> _Given exercise_:
Reproduce the records from the line containing "110, 22, 180]" down through the line containing "272, 413, 310]", changing "signal-path-arrow" to "signal-arrow" and keeping everything else the same.

> _Given entries_:

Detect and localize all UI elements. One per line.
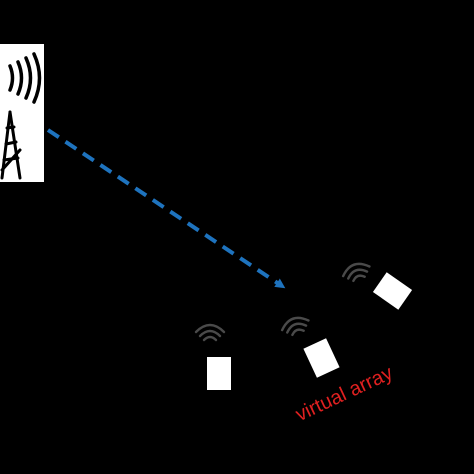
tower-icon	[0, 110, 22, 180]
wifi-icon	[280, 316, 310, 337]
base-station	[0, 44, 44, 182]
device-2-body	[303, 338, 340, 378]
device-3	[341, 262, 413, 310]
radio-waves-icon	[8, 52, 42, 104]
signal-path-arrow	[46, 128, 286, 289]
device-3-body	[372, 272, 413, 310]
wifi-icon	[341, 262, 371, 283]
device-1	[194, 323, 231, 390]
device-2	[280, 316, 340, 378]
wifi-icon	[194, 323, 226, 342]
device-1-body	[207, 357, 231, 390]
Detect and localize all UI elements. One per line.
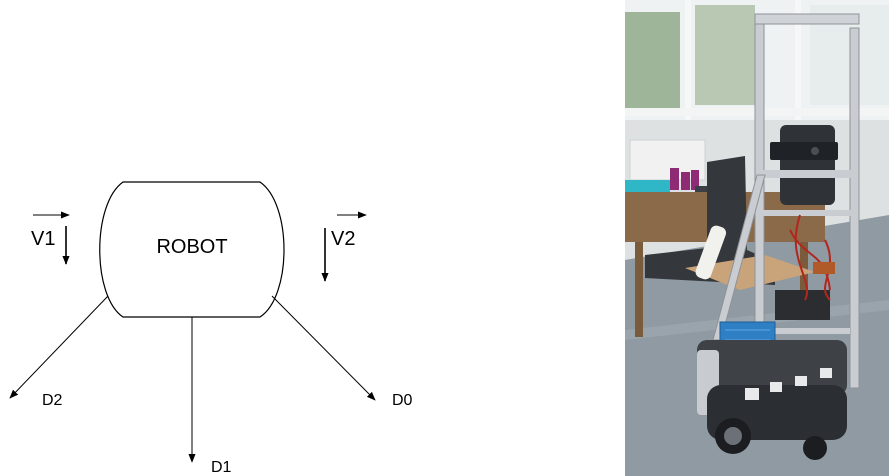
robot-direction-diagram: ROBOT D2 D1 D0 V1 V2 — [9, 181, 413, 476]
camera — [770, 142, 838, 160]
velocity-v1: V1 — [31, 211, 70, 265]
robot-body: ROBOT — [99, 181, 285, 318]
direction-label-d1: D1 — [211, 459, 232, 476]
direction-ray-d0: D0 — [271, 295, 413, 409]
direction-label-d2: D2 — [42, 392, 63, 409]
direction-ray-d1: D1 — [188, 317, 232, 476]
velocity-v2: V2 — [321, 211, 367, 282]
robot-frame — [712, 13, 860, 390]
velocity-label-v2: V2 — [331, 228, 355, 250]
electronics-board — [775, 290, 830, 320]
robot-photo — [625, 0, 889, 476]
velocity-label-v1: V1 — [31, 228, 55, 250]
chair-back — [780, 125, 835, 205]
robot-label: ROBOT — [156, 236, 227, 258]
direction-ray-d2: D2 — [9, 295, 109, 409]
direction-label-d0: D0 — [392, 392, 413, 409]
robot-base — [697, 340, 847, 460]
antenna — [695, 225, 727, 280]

> _Solution for this problem_:
tower-icon	[0, 110, 22, 180]
wifi-icon	[280, 316, 310, 337]
base-station	[0, 44, 44, 182]
device-2-body	[303, 338, 340, 378]
device-3	[341, 262, 413, 310]
radio-waves-icon	[8, 52, 42, 104]
signal-arrow	[46, 128, 286, 289]
device-3-body	[372, 272, 413, 310]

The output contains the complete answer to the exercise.